### Data entries
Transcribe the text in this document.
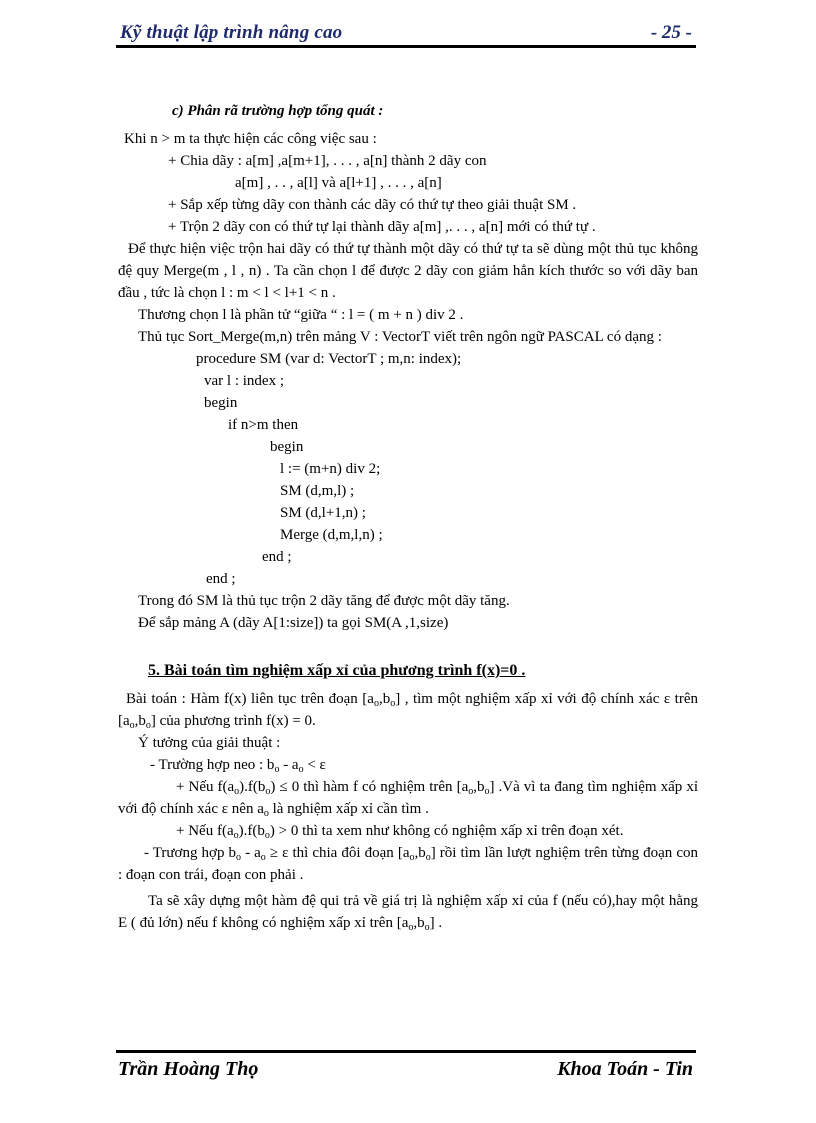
Kỹ thuật lập trình nâng cao	- 25 -

c) Phân rã trường hợp tổng quát :

Khi n > m ta thực hiện các công việc sau :

+ Chia dãy : a[m] ,a[m+1], . . . , a[n] thành 2 dãy con

a[m] , . . , a[l] và a[l+1] , . . . , a[n]

+ Sắp xếp từng dãy con thành các dãy có thứ tự theo giải thuật SM .

+ Trộn 2 dãy con có thứ tự lại thành dãy a[m] ,. . . , a[n] mới có thứ tự .

Để thực hiện việc trộn hai dãy có thứ tự thành một dãy có thứ tự ta sẽ dùng một thủ tục không đệ quy Merge(m , l , n) . Ta cần chọn l để được 2 dãy con giảm hẳn kích thước so với dãy ban đầu , tức là chọn l : m < l < l+1 < n .

Thương chọn l là phần tử “giữa “ : l = ( m + n ) div 2 .

Thủ tục Sort_Merge(m,n) trên mảng V : VectorT viết trên ngôn ngữ PASCAL có dạng :

procedure SM (var d: VectorT ; m,n: index);

var l : index ;

begin

if n>m then

begin

l := (m+n) div 2;

SM (d,m,l) ;

SM (d,l+1,n) ;

Merge (d,m,l,n) ;

end ;

end ;

Trong đó SM là thủ tục trộn 2 dãy tăng để được một dãy tăng.

Để sắp mảng A (dãy A[1:size]) ta gọi SM(A ,1,size)

5. Bài toán tìm nghiệm xấp xỉ của phương trình f(x)=0 .

Bài toán : Hàm f(x) liên tục trên đoạn $[a_o,b_o]$ , tìm một nghiệm xấp xỉ với độ chính xác ε trên $[a_o,b_o]$ của phương trình f(x) = 0.

Ý tưởng của giải thuật :

- Trường hợp neo : $b_o - a_o < \varepsilon$

+ Nếu $f(a_o).f(b_o) \le 0$ thì hàm f có nghiệm trên $[a_o,b_o]$ .Và vì ta đang tìm nghiệm xấp xỉ với độ chính xác ε nên $a_o$ là nghiệm xấp xỉ cần tìm .

+ Nếu $f(a_o).f(b_o) > 0$ thì ta xem như không có nghiệm xấp xỉ trên đoạn xét.

- Trương hợp $b_o - a_o \ge \varepsilon$ thì chia đôi đoạn $[a_o,b_o]$ rồi tìm lần lượt nghiệm trên từng đoạn con : đoạn con trái, đoạn con phải .

Ta sẽ xây dựng một hàm đệ qui trả về giá trị là nghiệm xấp xỉ của f (nếu có),hay một hằng E ( đủ lớn) nếu f không có nghiệm xấp xỉ trên $[a_o,b_o]$ .

Trần Hoàng Thọ	Khoa Toán - Tin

### Short exercise
Transcribe all of the entries word for word, but skip any pictures they contain.

### Expected answer
Transcribe the text in this document.
Kỹ thuật lập trình nâng cao	- 25 -

c) Phân rã trường hợp tổng quát :

Khi n > m ta thực hiện các công việc sau :

+ Chia dãy : a[m] ,a[m+1], . . . , a[n] thành 2 dãy con

a[m] , . . , a[l] và a[l+1] , . . . , a[n]

+ Sắp xếp từng dãy con thành các dãy có thứ tự theo giải thuật SM .

+ Trộn 2 dãy con có thứ tự lại thành dãy a[m] ,. . . , a[n] mới có thứ tự .

Để thực hiện việc trộn hai dãy có thứ tự thành một dãy có thứ tự ta sẽ dùng một thủ tục không đệ quy Merge(m , l , n) . Ta cần chọn l để được 2 dãy con giảm hẳn kích thước so với dãy ban đầu , tức là chọn l : m < l < l+1 < n .

Thương chọn l là phần tử “giữa “ : l = ( m + n ) div 2 .

Thủ tục Sort_Merge(m,n) trên mảng V : VectorT viết trên ngôn ngữ PASCAL có dạng :

procedure SM (var d: VectorT ; m,n: index);

var l : index ;

begin

if n>m then

begin

l := (m+n) div 2;

SM (d,m,l) ;

SM (d,l+1,n) ;

Merge (d,m,l,n) ;

end ;

end ;

Trong đó SM là thủ tục trộn 2 dãy tăng để được một dãy tăng.

Để sắp mảng A (dãy A[1:size]) ta gọi SM(A ,1,size)

5. Bài toán tìm nghiệm xấp xỉ của phương trình f(x)=0 .

Bài toán : Hàm f(x) liên tục trên đoạn $[a_o,b_o]$ , tìm một nghiệm xấp xỉ với độ chính xác ε trên $[a_o,b_o]$ của phương trình f(x) = 0.

Ý tưởng của giải thuật :

- Trường hợp neo : $b_o - a_o < \varepsilon$

+ Nếu $f(a_o).f(b_o) \le 0$ thì hàm f có nghiệm trên $[a_o,b_o]$ .Và vì ta đang tìm nghiệm xấp xỉ với độ chính xác ε nên $a_o$ là nghiệm xấp xỉ cần tìm .

+ Nếu $f(a_o).f(b_o) > 0$ thì ta xem như không có nghiệm xấp xỉ trên đoạn xét.

- Trương hợp $b_o - a_o \ge \varepsilon$ thì chia đôi đoạn $[a_o,b_o]$ rồi tìm lần lượt nghiệm trên từng đoạn con : đoạn con trái, đoạn con phải .

Ta sẽ xây dựng một hàm đệ qui trả về giá trị là nghiệm xấp xỉ của f (nếu có),hay một hằng E ( đủ lớn) nếu f không có nghiệm xấp xỉ trên $[a_o,b_o]$ .

Trần Hoàng Thọ	Khoa Toán - Tin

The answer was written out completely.